[begin Provided records]
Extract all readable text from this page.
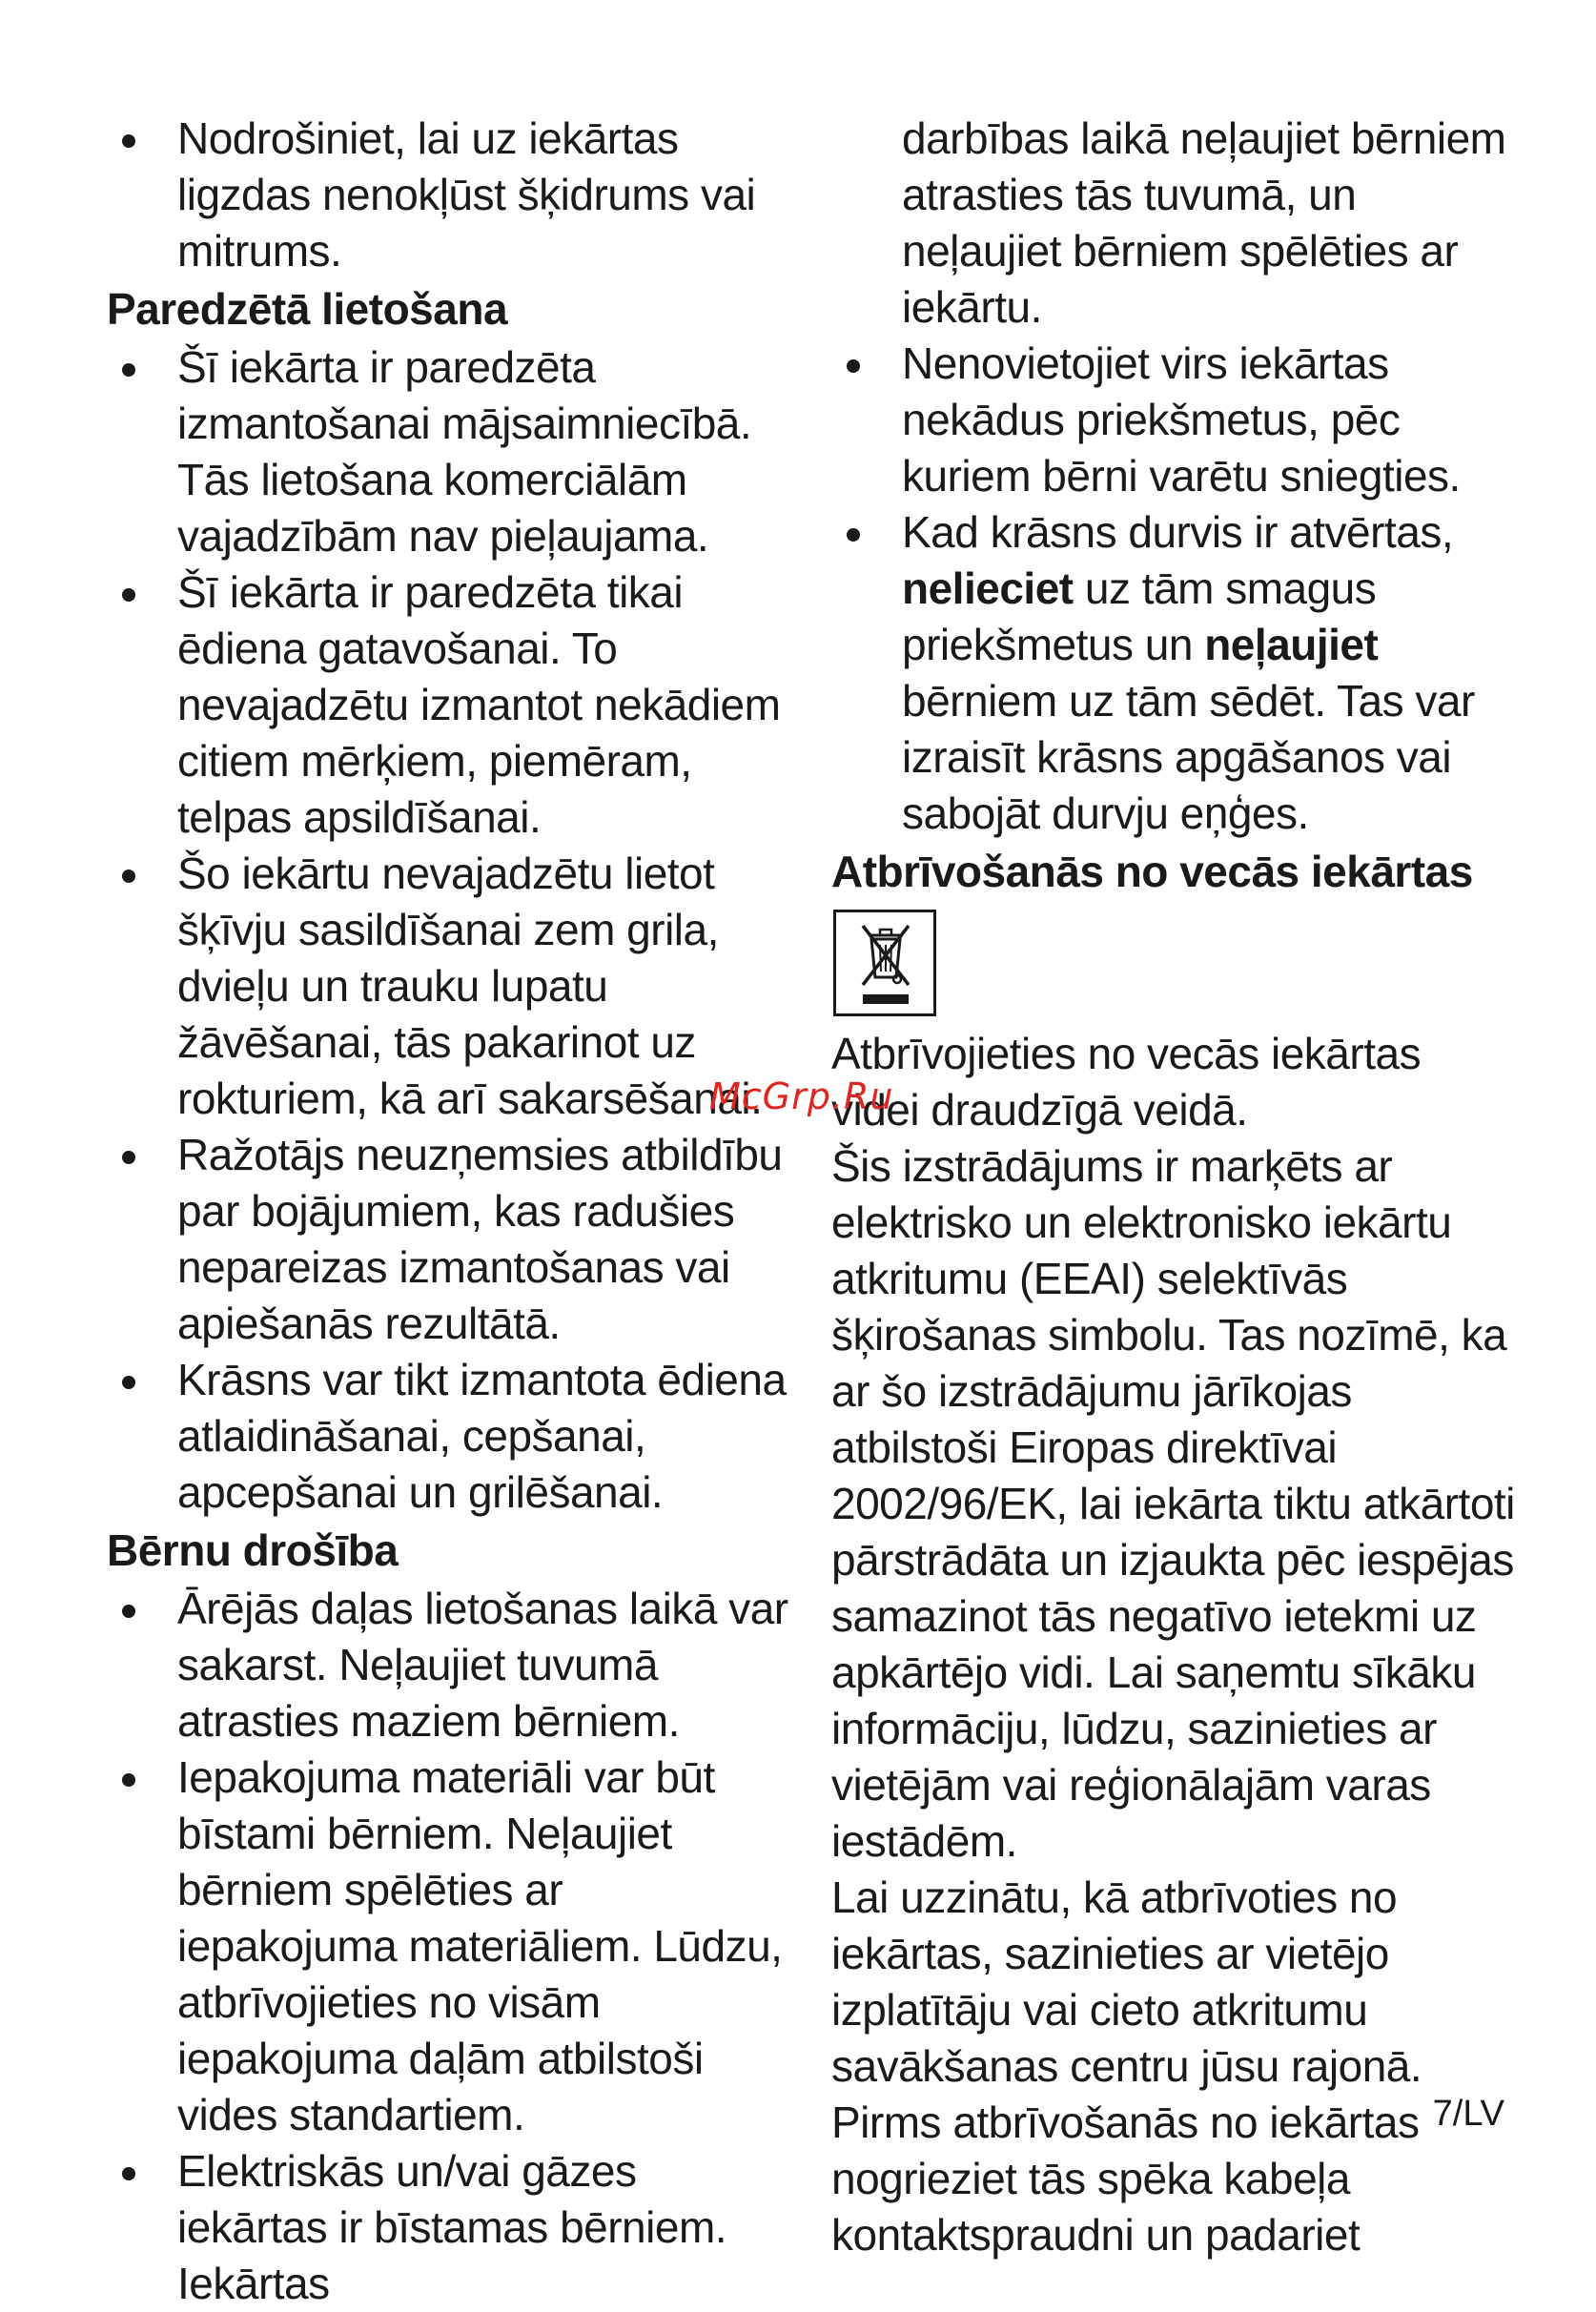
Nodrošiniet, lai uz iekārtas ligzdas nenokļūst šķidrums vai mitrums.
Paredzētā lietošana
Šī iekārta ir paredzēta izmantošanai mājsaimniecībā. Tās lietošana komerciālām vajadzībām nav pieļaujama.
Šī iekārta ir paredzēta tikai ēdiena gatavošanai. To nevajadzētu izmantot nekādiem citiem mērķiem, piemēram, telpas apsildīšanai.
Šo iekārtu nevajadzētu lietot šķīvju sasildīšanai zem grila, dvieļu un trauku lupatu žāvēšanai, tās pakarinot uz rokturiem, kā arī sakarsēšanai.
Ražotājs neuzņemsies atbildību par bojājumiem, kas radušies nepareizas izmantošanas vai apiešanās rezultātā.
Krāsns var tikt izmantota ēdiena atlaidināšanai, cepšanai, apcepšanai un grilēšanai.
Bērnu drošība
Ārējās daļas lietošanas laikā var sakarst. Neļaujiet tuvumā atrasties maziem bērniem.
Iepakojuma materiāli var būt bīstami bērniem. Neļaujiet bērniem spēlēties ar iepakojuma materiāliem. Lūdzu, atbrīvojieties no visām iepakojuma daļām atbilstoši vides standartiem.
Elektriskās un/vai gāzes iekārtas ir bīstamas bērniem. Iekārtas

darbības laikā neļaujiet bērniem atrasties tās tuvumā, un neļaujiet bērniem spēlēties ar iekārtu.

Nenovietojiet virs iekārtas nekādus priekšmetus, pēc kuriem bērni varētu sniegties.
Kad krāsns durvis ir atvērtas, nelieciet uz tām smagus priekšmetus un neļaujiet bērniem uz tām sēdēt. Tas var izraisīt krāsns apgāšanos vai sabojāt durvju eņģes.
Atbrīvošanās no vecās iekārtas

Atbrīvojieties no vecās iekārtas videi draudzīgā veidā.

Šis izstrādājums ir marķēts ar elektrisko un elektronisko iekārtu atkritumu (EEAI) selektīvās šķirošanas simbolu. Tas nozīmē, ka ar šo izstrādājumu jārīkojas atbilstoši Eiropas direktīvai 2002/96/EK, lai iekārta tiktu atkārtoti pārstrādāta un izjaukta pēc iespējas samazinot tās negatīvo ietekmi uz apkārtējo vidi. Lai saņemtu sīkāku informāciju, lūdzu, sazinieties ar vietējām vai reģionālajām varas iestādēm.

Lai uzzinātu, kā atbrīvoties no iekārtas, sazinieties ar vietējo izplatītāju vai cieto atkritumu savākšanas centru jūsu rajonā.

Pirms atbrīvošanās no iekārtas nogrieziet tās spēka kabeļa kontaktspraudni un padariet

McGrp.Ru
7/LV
[end Provided records]
[begin Provided records]
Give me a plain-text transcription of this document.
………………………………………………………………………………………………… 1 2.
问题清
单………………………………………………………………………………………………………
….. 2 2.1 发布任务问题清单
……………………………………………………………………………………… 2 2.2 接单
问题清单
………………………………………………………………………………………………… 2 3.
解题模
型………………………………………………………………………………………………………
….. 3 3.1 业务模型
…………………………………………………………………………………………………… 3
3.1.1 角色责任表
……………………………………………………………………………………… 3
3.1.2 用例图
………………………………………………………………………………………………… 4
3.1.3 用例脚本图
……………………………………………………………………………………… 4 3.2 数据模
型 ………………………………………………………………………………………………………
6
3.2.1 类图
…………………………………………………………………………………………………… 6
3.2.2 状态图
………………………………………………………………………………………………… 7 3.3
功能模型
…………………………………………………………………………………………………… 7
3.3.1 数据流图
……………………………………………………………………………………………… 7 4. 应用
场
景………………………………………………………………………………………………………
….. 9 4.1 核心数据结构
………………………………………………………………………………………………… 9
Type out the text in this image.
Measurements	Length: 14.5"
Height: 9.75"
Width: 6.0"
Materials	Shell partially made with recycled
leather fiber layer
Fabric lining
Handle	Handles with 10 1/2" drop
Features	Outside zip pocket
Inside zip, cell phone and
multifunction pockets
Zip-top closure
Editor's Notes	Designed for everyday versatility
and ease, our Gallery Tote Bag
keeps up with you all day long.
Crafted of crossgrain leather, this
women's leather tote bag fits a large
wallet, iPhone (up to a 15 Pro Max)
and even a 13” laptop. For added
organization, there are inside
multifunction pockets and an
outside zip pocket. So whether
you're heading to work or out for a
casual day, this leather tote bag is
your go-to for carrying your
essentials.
[end Provided records]
**Goal**.
In the material above, find each line that contains the word "paredzēta", and select it.

**Correct result**.
Šī iekārta ir paredzēta izmantošanai mājsaimniecībā. Tās lietošana komerciālām vajadzībām nav pieļaujama.
Šī iekārta ir paredzēta tikai ēdiena gatavošanai. To nevajadzētu izmantot nekādiem citiem mērķiem, piemēram, telpas apsildīšanai.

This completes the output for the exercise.